▶ _Exercise aim_: Transcribe the listing that follows in full, omitting pictures.

[Extracted data entries]
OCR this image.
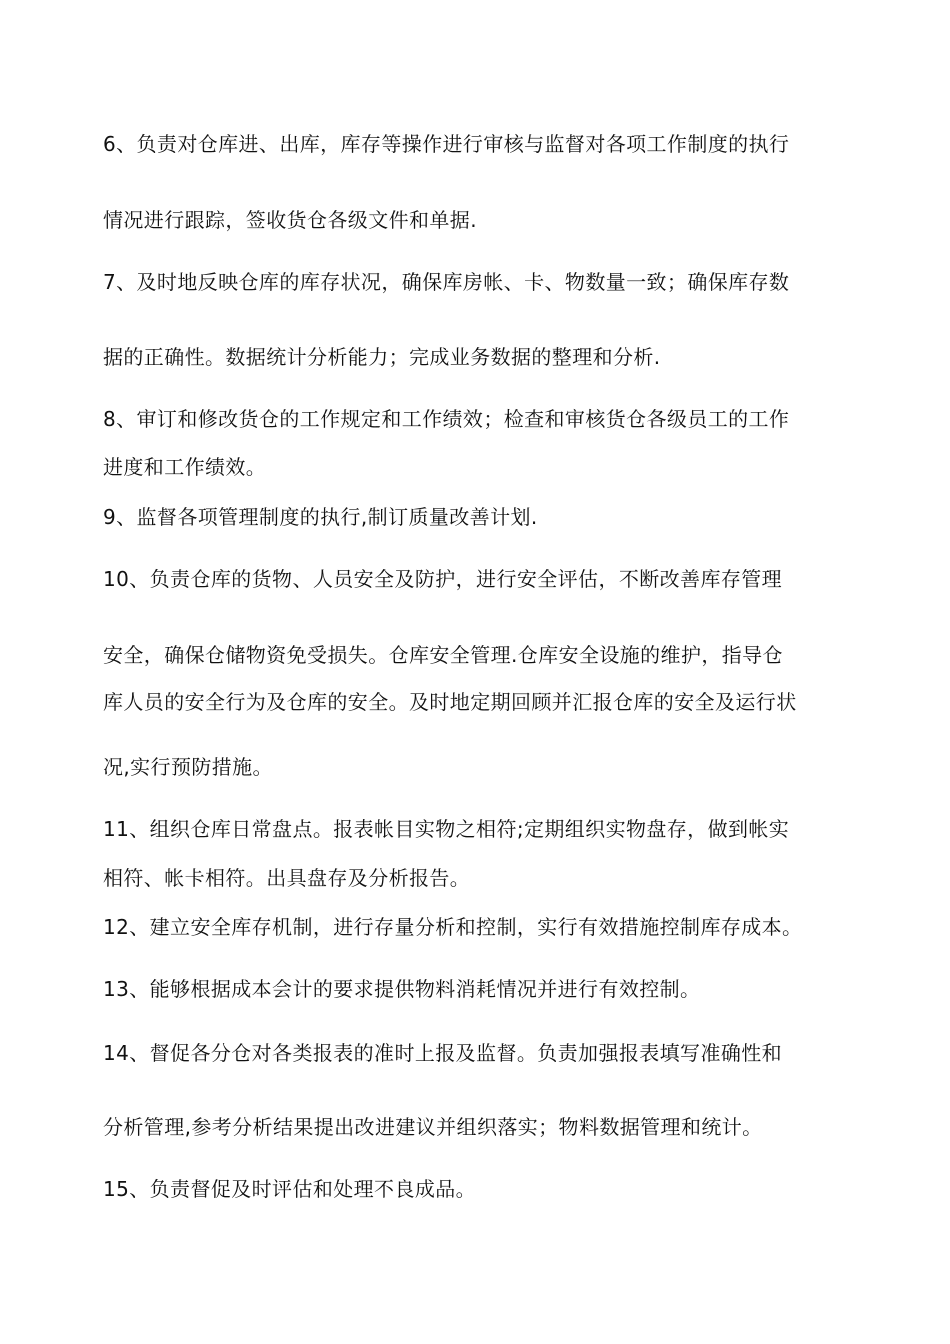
6、负责对仓库进、出库，库存等操作进行审核与监督对各项工作制度的执行
情况进行跟踪，签收货仓各级文件和单据.
7、及时地反映仓库的库存状况，确保库房帐、卡、物数量一致；确保库存数
据的正确性。数据统计分析能力；完成业务数据的整理和分析.
8、审订和修改货仓的工作规定和工作绩效；检查和审核货仓各级员工的工作
进度和工作绩效。
9、监督各项管理制度的执行,制订质量改善计划.
10、负责仓库的货物、人员安全及防护，进行安全评估，不断改善库存管理
安全，确保仓储物资免受损失。仓库安全管理.仓库安全设施的维护，指导仓
库人员的安全行为及仓库的安全。及时地定期回顾并汇报仓库的安全及运行状
况,实行预防措施。
11、组织仓库日常盘点。报表帐目实物之相符;定期组织实物盘存，做到帐实
相符、帐卡相符。出具盘存及分析报告。
12、建立安全库存机制，进行存量分析和控制，实行有效措施控制库存成本。
13、能够根据成本会计的要求提供物料消耗情况并进行有效控制。
14、督促各分仓对各类报表的准时上报及监督。负责加强报表填写准确性和
分析管理,参考分析结果提出改进建议并组织落实；物料数据管理和统计。
15、负责督促及时评估和处理不良成品。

▶ _Reply_:
OCR this image.
6、负责对仓库进、出库，库存等操作进行审核与监督对各项工作制度的执行
情况进行跟踪，签收货仓各级文件和单据.
7、及时地反映仓库的库存状况，确保库房帐、卡、物数量一致；确保库存数
据的正确性。数据统计分析能力；完成业务数据的整理和分析.
8、审订和修改货仓的工作规定和工作绩效；检查和审核货仓各级员工的工作
进度和工作绩效。
9、监督各项管理制度的执行,制订质量改善计划.
10、负责仓库的货物、人员安全及防护，进行安全评估，不断改善库存管理
安全，确保仓储物资免受损失。仓库安全管理.仓库安全设施的维护，指导仓
库人员的安全行为及仓库的安全。及时地定期回顾并汇报仓库的安全及运行状
况,实行预防措施。
11、组织仓库日常盘点。报表帐目实物之相符;定期组织实物盘存，做到帐实
相符、帐卡相符。出具盘存及分析报告。
12、建立安全库存机制，进行存量分析和控制，实行有效措施控制库存成本。
13、能够根据成本会计的要求提供物料消耗情况并进行有效控制。
14、督促各分仓对各类报表的准时上报及监督。负责加强报表填写准确性和
分析管理,参考分析结果提出改进建议并组织落实；物料数据管理和统计。
15、负责督促及时评估和处理不良成品。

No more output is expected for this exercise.